[Dataset entries on figures]
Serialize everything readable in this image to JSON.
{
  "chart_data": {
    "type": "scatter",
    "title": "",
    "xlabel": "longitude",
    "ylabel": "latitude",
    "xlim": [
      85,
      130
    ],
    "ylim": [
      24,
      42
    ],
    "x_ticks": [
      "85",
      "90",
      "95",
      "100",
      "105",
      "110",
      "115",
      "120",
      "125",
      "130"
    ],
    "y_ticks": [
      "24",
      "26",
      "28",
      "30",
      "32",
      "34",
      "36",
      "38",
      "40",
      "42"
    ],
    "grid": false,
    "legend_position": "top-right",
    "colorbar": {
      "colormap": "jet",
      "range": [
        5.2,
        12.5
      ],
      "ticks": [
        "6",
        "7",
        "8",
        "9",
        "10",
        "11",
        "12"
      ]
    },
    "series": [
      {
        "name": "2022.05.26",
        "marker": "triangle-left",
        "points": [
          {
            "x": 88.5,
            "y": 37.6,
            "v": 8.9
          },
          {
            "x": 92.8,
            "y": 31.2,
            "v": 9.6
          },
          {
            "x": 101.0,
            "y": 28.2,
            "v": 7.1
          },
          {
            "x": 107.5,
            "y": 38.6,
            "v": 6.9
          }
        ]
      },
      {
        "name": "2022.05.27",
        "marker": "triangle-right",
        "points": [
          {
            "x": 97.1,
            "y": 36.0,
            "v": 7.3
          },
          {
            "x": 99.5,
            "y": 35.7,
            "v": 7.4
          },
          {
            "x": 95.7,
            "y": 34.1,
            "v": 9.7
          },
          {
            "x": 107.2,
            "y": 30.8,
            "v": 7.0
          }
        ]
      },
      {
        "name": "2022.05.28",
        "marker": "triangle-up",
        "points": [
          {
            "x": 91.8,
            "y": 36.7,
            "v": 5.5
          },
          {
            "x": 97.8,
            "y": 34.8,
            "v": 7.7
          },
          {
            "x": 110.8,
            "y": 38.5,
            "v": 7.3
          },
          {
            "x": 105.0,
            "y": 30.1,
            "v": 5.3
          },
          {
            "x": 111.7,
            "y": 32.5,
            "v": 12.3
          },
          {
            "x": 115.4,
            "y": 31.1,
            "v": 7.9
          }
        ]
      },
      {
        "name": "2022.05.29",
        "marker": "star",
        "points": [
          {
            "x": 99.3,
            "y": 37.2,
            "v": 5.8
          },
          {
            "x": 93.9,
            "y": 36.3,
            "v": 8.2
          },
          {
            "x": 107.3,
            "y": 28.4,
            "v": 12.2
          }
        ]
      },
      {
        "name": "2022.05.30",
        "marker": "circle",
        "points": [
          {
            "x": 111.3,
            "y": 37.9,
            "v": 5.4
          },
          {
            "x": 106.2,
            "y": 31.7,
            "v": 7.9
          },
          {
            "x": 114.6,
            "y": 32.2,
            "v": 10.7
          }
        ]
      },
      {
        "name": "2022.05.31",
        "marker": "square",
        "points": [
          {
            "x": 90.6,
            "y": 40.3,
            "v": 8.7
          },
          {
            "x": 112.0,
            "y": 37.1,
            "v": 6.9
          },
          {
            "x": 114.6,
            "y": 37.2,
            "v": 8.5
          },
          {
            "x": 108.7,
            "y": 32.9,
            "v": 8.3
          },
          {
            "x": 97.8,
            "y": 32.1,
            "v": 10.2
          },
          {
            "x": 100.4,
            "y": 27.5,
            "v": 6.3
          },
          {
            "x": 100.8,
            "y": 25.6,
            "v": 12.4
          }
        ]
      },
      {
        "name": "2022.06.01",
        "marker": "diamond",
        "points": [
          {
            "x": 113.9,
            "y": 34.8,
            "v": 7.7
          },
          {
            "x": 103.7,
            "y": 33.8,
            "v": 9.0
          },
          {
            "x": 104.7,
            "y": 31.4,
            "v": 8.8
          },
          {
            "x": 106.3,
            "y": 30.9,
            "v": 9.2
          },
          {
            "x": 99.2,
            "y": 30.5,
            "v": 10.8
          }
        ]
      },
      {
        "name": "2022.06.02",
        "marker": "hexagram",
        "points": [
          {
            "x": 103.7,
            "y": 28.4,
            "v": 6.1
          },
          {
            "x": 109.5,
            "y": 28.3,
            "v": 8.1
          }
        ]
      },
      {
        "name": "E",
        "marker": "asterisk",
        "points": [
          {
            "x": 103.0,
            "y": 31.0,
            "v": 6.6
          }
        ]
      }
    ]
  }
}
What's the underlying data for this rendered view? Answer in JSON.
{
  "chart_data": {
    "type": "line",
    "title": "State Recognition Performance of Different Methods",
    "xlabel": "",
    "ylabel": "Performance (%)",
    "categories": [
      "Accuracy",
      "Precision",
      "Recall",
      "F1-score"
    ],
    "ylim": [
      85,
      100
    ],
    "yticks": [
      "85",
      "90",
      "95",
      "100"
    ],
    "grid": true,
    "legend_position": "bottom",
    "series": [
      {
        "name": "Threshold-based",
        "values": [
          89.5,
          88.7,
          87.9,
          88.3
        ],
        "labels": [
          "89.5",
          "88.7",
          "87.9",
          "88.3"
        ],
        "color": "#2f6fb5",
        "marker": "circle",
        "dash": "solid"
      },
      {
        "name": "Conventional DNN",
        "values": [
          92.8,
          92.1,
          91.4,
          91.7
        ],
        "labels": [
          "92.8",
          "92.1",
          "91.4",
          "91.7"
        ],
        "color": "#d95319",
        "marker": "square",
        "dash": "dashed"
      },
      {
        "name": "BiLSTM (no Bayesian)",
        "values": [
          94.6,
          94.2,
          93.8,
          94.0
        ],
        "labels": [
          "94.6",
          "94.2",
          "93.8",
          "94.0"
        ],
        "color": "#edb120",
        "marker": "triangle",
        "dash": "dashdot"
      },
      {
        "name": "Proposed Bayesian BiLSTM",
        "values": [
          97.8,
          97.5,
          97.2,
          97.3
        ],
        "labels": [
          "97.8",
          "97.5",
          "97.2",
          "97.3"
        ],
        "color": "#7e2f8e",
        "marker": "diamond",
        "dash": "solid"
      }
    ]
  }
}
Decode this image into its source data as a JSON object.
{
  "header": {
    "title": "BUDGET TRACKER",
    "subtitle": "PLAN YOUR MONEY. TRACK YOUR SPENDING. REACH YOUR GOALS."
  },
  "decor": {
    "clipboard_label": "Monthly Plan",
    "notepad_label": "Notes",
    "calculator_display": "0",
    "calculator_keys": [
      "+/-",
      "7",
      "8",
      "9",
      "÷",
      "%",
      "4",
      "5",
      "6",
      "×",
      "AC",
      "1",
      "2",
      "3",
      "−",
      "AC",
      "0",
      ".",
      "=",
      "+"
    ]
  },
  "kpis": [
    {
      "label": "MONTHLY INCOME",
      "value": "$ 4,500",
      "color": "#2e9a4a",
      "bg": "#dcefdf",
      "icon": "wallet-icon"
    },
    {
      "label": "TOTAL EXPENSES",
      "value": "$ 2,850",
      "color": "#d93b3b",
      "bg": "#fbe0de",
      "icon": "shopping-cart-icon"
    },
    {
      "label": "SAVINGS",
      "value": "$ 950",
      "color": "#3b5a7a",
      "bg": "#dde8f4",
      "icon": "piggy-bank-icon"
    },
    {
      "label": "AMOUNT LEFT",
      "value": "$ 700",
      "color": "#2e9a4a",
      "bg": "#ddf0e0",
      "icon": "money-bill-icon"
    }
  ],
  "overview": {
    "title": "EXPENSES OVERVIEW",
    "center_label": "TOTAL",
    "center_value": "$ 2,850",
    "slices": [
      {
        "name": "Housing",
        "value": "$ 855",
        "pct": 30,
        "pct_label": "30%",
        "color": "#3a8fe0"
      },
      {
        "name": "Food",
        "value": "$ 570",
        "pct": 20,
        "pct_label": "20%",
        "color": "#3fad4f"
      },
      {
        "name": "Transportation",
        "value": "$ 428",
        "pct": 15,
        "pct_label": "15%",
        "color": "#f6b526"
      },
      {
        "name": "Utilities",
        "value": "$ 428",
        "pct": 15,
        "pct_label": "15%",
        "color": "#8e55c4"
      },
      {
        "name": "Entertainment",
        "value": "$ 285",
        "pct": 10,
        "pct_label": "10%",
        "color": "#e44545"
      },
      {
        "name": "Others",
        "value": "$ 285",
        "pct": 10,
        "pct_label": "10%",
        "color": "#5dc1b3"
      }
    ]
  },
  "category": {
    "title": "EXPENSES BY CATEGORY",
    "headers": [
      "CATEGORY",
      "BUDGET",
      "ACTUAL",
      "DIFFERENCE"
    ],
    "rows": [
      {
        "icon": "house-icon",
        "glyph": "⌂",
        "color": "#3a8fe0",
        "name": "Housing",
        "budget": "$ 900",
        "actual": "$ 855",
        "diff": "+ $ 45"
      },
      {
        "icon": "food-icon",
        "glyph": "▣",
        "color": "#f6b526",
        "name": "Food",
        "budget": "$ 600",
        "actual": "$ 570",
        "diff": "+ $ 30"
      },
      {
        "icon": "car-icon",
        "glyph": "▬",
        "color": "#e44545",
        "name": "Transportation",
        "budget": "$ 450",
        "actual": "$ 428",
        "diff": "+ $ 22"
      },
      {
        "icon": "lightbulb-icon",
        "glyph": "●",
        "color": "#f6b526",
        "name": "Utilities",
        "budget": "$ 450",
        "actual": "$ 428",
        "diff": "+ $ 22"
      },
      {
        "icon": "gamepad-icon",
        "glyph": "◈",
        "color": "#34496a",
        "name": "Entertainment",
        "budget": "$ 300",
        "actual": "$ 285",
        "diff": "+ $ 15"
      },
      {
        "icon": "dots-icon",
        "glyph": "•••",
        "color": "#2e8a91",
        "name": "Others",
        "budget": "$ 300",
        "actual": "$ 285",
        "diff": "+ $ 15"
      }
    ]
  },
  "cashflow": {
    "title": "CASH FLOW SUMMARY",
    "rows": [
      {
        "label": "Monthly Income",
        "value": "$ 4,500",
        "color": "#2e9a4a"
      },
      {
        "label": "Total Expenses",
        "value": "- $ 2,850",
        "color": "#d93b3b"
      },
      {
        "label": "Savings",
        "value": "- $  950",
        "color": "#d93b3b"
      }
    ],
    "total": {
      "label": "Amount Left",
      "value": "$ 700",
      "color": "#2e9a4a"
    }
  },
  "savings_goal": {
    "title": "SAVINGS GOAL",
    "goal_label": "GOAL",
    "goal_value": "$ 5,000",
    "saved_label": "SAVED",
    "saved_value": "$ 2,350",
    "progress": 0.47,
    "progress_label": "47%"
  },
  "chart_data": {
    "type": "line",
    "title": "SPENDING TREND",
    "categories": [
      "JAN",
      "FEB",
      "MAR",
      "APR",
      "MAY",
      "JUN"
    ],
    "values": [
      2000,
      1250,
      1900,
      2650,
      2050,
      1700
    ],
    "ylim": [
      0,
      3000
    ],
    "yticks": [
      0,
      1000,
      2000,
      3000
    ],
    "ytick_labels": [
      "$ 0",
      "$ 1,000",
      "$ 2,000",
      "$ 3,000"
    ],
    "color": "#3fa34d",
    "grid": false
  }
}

INSTRUCTIONS FOR THE TASK: Using the listing, say how many lines include the word "right", and add nothing else.

RESPONSE TO THE TASK: 2